*Task brief*.
Pull out each line of the records holding the string "label".

*Data in this exercise*.
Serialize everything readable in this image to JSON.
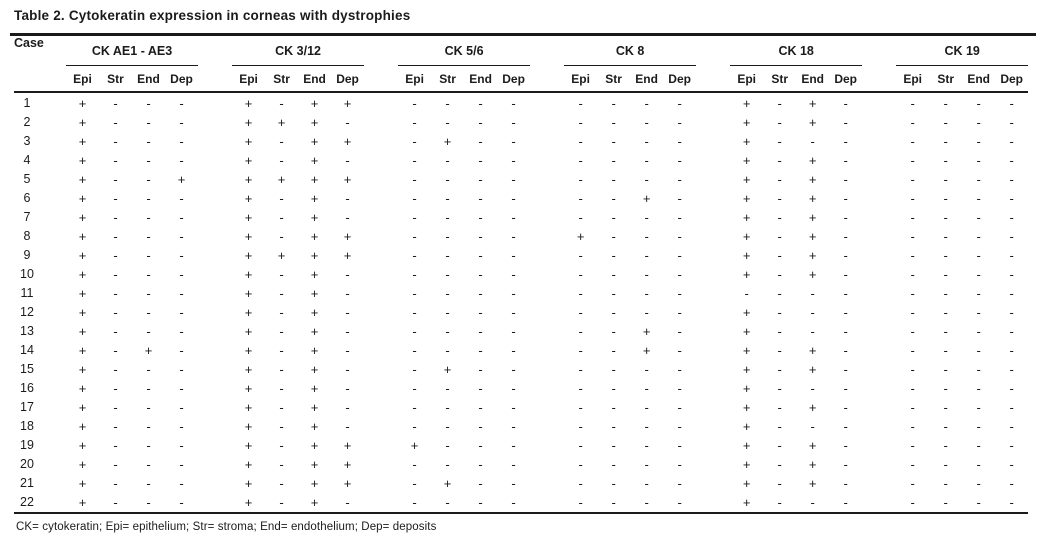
{
  "table": {
    "title": "Table 2. Cytokeratin expression in corneas with dystrophies",
    "case_header": "Case",
    "groups": [
      {
        "label": "CK AE1 - AE3"
      },
      {
        "label": "CK 3/12"
      },
      {
        "label": "CK 5/6"
      },
      {
        "label": "CK 8"
      },
      {
        "label": "CK 18"
      },
      {
        "label": "CK 19"
      }
    ],
    "subheaders": [
      "Epi",
      "Str",
      "End",
      "Dep"
    ],
    "rows": [
      {
        "case": "1",
        "values": [
          "+",
          "-",
          "-",
          "-",
          "+",
          "-",
          "+",
          "+",
          "-",
          "-",
          "-",
          "-",
          "-",
          "-",
          "-",
          "-",
          "+",
          "-",
          "+",
          "-",
          "-",
          "-",
          "-",
          "-"
        ]
      },
      {
        "case": "2",
        "values": [
          "+",
          "-",
          "-",
          "-",
          "+",
          "+",
          "+",
          "-",
          "-",
          "-",
          "-",
          "-",
          "-",
          "-",
          "-",
          "-",
          "+",
          "-",
          "+",
          "-",
          "-",
          "-",
          "-",
          "-"
        ]
      },
      {
        "case": "3",
        "values": [
          "+",
          "-",
          "-",
          "-",
          "+",
          "-",
          "+",
          "+",
          "-",
          "+",
          "-",
          "-",
          "-",
          "-",
          "-",
          "-",
          "+",
          "-",
          "-",
          "-",
          "-",
          "-",
          "-",
          "-"
        ]
      },
      {
        "case": "4",
        "values": [
          "+",
          "-",
          "-",
          "-",
          "+",
          "-",
          "+",
          "-",
          "-",
          "-",
          "-",
          "-",
          "-",
          "-",
          "-",
          "-",
          "+",
          "-",
          "+",
          "-",
          "-",
          "-",
          "-",
          "-"
        ]
      },
      {
        "case": "5",
        "values": [
          "+",
          "-",
          "-",
          "+",
          "+",
          "+",
          "+",
          "+",
          "-",
          "-",
          "-",
          "-",
          "-",
          "-",
          "-",
          "-",
          "+",
          "-",
          "+",
          "-",
          "-",
          "-",
          "-",
          "-"
        ]
      },
      {
        "case": "6",
        "values": [
          "+",
          "-",
          "-",
          "-",
          "+",
          "-",
          "+",
          "-",
          "-",
          "-",
          "-",
          "-",
          "-",
          "-",
          "+",
          "-",
          "+",
          "-",
          "+",
          "-",
          "-",
          "-",
          "-",
          "-"
        ]
      },
      {
        "case": "7",
        "values": [
          "+",
          "-",
          "-",
          "-",
          "+",
          "-",
          "+",
          "-",
          "-",
          "-",
          "-",
          "-",
          "-",
          "-",
          "-",
          "-",
          "+",
          "-",
          "+",
          "-",
          "-",
          "-",
          "-",
          "-"
        ]
      },
      {
        "case": "8",
        "values": [
          "+",
          "-",
          "-",
          "-",
          "+",
          "-",
          "+",
          "+",
          "-",
          "-",
          "-",
          "-",
          "+",
          "-",
          "-",
          "-",
          "+",
          "-",
          "+",
          "-",
          "-",
          "-",
          "-",
          "-"
        ]
      },
      {
        "case": "9",
        "values": [
          "+",
          "-",
          "-",
          "-",
          "+",
          "+",
          "+",
          "+",
          "-",
          "-",
          "-",
          "-",
          "-",
          "-",
          "-",
          "-",
          "+",
          "-",
          "+",
          "-",
          "-",
          "-",
          "-",
          "-"
        ]
      },
      {
        "case": "10",
        "values": [
          "+",
          "-",
          "-",
          "-",
          "+",
          "-",
          "+",
          "-",
          "-",
          "-",
          "-",
          "-",
          "-",
          "-",
          "-",
          "-",
          "+",
          "-",
          "+",
          "-",
          "-",
          "-",
          "-",
          "-"
        ]
      },
      {
        "case": "11",
        "values": [
          "+",
          "-",
          "-",
          "-",
          "+",
          "-",
          "+",
          "-",
          "-",
          "-",
          "-",
          "-",
          "-",
          "-",
          "-",
          "-",
          "-",
          "-",
          "-",
          "-",
          "-",
          "-",
          "-",
          "-"
        ]
      },
      {
        "case": "12",
        "values": [
          "+",
          "-",
          "-",
          "-",
          "+",
          "-",
          "+",
          "-",
          "-",
          "-",
          "-",
          "-",
          "-",
          "-",
          "-",
          "-",
          "+",
          "-",
          "-",
          "-",
          "-",
          "-",
          "-",
          "-"
        ]
      },
      {
        "case": "13",
        "values": [
          "+",
          "-",
          "-",
          "-",
          "+",
          "-",
          "+",
          "-",
          "-",
          "-",
          "-",
          "-",
          "-",
          "-",
          "+",
          "-",
          "+",
          "-",
          "-",
          "-",
          "-",
          "-",
          "-",
          "-"
        ]
      },
      {
        "case": "14",
        "values": [
          "+",
          "-",
          "+",
          "-",
          "+",
          "-",
          "+",
          "-",
          "-",
          "-",
          "-",
          "-",
          "-",
          "-",
          "+",
          "-",
          "+",
          "-",
          "+",
          "-",
          "-",
          "-",
          "-",
          "-"
        ]
      },
      {
        "case": "15",
        "values": [
          "+",
          "-",
          "-",
          "-",
          "+",
          "-",
          "+",
          "-",
          "-",
          "+",
          "-",
          "-",
          "-",
          "-",
          "-",
          "-",
          "+",
          "-",
          "+",
          "-",
          "-",
          "-",
          "-",
          "-"
        ]
      },
      {
        "case": "16",
        "values": [
          "+",
          "-",
          "-",
          "-",
          "+",
          "-",
          "+",
          "-",
          "-",
          "-",
          "-",
          "-",
          "-",
          "-",
          "-",
          "-",
          "+",
          "-",
          "-",
          "-",
          "-",
          "-",
          "-",
          "-"
        ]
      },
      {
        "case": "17",
        "values": [
          "+",
          "-",
          "-",
          "-",
          "+",
          "-",
          "+",
          "-",
          "-",
          "-",
          "-",
          "-",
          "-",
          "-",
          "-",
          "-",
          "+",
          "-",
          "+",
          "-",
          "-",
          "-",
          "-",
          "-"
        ]
      },
      {
        "case": "18",
        "values": [
          "+",
          "-",
          "-",
          "-",
          "+",
          "-",
          "+",
          "-",
          "-",
          "-",
          "-",
          "-",
          "-",
          "-",
          "-",
          "-",
          "+",
          "-",
          "-",
          "-",
          "-",
          "-",
          "-",
          "-"
        ]
      },
      {
        "case": "19",
        "values": [
          "+",
          "-",
          "-",
          "-",
          "+",
          "-",
          "+",
          "+",
          "+",
          "-",
          "-",
          "-",
          "-",
          "-",
          "-",
          "-",
          "+",
          "-",
          "+",
          "-",
          "-",
          "-",
          "-",
          "-"
        ]
      },
      {
        "case": "20",
        "values": [
          "+",
          "-",
          "-",
          "-",
          "+",
          "-",
          "+",
          "+",
          "-",
          "-",
          "-",
          "-",
          "-",
          "-",
          "-",
          "-",
          "+",
          "-",
          "+",
          "-",
          "-",
          "-",
          "-",
          "-"
        ]
      },
      {
        "case": "21",
        "values": [
          "+",
          "-",
          "-",
          "-",
          "+",
          "-",
          "+",
          "+",
          "-",
          "+",
          "-",
          "-",
          "-",
          "-",
          "-",
          "-",
          "+",
          "-",
          "+",
          "-",
          "-",
          "-",
          "-",
          "-"
        ]
      },
      {
        "case": "22",
        "values": [
          "+",
          "-",
          "-",
          "-",
          "+",
          "-",
          "+",
          "-",
          "-",
          "-",
          "-",
          "-",
          "-",
          "-",
          "-",
          "-",
          "+",
          "-",
          "-",
          "-",
          "-",
          "-",
          "-",
          "-"
        ]
      }
    ],
    "footnote": "CK= cytokeratin; Epi= epithelium; Str= stroma; End= endothelium; Dep= deposits"
  }
}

*Answer to this task*.
        "label": "CK AE1 - AE3"
        "label": "CK 3/12"
        "label": "CK 5/6"
        "label": "CK 8"
        "label": "CK 18"
        "label": "CK 19"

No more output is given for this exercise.